DATA ROWS:
◆ ◆ ◆ ◆
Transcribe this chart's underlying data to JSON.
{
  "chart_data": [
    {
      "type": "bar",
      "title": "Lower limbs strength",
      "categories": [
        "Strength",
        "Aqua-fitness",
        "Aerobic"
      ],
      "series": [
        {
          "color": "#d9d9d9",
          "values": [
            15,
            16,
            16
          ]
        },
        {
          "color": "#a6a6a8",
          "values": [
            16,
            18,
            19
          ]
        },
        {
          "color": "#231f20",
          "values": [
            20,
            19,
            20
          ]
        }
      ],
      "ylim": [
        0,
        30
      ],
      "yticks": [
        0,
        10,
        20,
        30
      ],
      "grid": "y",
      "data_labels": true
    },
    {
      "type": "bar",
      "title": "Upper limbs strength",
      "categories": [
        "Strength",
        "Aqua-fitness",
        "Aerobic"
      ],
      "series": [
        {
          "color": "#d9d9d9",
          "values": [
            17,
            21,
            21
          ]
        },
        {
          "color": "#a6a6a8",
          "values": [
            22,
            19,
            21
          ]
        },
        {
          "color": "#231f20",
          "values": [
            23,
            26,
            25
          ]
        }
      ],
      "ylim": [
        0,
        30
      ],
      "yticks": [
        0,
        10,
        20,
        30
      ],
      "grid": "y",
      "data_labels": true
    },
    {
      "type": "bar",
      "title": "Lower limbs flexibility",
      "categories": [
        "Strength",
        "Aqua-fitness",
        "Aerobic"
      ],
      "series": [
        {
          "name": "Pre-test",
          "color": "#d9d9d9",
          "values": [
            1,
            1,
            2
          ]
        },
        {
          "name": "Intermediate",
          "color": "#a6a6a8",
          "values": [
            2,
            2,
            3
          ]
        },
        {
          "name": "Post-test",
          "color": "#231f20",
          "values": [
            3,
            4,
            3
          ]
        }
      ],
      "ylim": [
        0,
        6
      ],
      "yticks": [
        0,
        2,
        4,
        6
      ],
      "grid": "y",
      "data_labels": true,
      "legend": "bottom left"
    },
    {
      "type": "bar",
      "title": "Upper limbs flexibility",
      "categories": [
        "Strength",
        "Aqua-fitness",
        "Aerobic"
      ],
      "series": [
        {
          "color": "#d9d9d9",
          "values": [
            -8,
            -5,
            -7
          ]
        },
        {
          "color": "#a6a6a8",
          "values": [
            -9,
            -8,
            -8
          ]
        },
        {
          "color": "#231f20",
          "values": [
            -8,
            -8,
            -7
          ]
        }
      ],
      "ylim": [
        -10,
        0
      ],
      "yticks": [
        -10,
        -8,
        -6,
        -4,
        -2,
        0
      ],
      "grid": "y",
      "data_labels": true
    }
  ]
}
◆ ◆ ◆ ◆
INSTRUCTION: Report only the number of lines in the records that include the word "limbs".

FINAL ANSWER: 4